Pictures within the data are to be left out; everything else must be reproduced exactly.

Material to process
★ ★ ★ ★
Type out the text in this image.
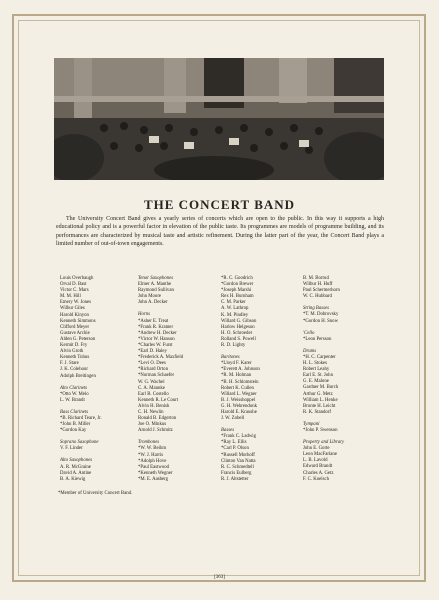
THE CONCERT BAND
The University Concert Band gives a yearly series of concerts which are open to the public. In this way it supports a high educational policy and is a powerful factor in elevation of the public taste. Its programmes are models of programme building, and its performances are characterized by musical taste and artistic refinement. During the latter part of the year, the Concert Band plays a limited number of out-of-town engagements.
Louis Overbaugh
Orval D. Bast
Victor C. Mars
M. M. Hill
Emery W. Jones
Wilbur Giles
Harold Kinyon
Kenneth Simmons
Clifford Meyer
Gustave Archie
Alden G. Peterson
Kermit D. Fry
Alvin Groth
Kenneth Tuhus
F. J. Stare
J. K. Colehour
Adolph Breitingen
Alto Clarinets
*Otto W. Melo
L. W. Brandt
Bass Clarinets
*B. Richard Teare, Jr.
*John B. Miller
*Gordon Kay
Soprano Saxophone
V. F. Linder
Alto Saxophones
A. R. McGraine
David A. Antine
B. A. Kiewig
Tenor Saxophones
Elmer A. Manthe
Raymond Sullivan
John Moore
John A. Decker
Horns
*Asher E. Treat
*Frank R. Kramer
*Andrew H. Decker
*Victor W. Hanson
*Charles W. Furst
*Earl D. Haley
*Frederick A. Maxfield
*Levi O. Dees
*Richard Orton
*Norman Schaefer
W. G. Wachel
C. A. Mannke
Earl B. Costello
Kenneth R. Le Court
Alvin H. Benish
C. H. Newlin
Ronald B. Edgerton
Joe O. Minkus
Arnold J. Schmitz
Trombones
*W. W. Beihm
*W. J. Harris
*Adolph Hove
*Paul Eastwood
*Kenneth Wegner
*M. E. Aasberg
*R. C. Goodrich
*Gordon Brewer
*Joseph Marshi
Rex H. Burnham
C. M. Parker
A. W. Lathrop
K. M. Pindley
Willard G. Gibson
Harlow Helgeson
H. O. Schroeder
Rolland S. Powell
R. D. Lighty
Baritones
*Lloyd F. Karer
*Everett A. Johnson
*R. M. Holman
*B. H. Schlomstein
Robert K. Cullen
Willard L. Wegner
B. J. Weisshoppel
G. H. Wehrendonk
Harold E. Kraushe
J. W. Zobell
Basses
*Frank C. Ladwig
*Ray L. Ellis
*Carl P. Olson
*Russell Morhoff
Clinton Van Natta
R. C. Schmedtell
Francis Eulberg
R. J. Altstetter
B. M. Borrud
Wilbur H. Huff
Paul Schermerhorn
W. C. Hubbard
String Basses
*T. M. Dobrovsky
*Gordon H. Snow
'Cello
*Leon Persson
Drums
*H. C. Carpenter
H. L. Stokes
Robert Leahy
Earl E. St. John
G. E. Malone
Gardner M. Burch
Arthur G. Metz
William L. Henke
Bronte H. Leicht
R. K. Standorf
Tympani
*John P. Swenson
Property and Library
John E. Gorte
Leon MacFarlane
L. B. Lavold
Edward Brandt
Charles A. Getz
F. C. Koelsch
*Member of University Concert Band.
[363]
★ ★ ★ ★
Result below
Type out the text in this image.
THE CONCERT BAND
The University Concert Band gives a yearly series of concerts which are open to the public. In this way it supports a high educational policy and is a powerful factor in elevation of the public taste. Its programmes are models of programme building, and its performances are characterized by musical taste and artistic refinement. During the latter part of the year, the Concert Band plays a limited number of out-of-town engagements.
Louis Overbaugh
Orval D. Bast
Victor C. Mars
M. M. Hill
Emery W. Jones
Wilbur Giles
Harold Kinyon
Kenneth Simmons
Clifford Meyer
Gustave Archie
Alden G. Peterson
Kermit D. Fry
Alvin Groth
Kenneth Tuhus
F. J. Stare
J. K. Colehour
Adolph Breitingen
Alto Clarinets
*Otto W. Melo
L. W. Brandt
Bass Clarinets
*B. Richard Teare, Jr.
*John B. Miller
*Gordon Kay
Soprano Saxophone
V. F. Linder
Alto Saxophones
A. R. McGraine
David A. Antine
B. A. Kiewig
Tenor Saxophones
Elmer A. Manthe
Raymond Sullivan
John Moore
John A. Decker
Horns
*Asher E. Treat
*Frank R. Kramer
*Andrew H. Decker
*Victor W. Hanson
*Charles W. Furst
*Earl D. Haley
*Frederick A. Maxfield
*Levi O. Dees
*Richard Orton
*Norman Schaefer
W. G. Wachel
C. A. Mannke
Earl B. Costello
Kenneth R. Le Court
Alvin H. Benish
C. H. Newlin
Ronald B. Edgerton
Joe O. Minkus
Arnold J. Schmitz
Trombones
*W. W. Beihm
*W. J. Harris
*Adolph Hove
*Paul Eastwood
*Kenneth Wegner
*M. E. Aasberg
*R. C. Goodrich
*Gordon Brewer
*Joseph Marshi
Rex H. Burnham
C. M. Parker
A. W. Lathrop
K. M. Pindley
Willard G. Gibson
Harlow Helgeson
H. O. Schroeder
Rolland S. Powell
R. D. Lighty
Baritones
*Lloyd F. Karer
*Everett A. Johnson
*R. M. Holman
*B. H. Schlomstein
Robert K. Cullen
Willard L. Wegner
B. J. Weisshoppel
G. H. Wehrendonk
Harold E. Kraushe
J. W. Zobell
Basses
*Frank C. Ladwig
*Ray L. Ellis
*Carl P. Olson
*Russell Morhoff
Clinton Van Natta
R. C. Schmedtell
Francis Eulberg
R. J. Altstetter
B. M. Borrud
Wilbur H. Huff
Paul Schermerhorn
W. C. Hubbard
String Basses
*T. M. Dobrovsky
*Gordon H. Snow
'Cello
*Leon Persson
Drums
*H. C. Carpenter
H. L. Stokes
Robert Leahy
Earl E. St. John
G. E. Malone
Gardner M. Burch
Arthur G. Metz
William L. Henke
Bronte H. Leicht
R. K. Standorf
Tympani
*John P. Swenson
Property and Library
John E. Gorte
Leon MacFarlane
L. B. Lavold
Edward Brandt
Charles A. Getz
F. C. Koelsch
*Member of University Concert Band.
[363]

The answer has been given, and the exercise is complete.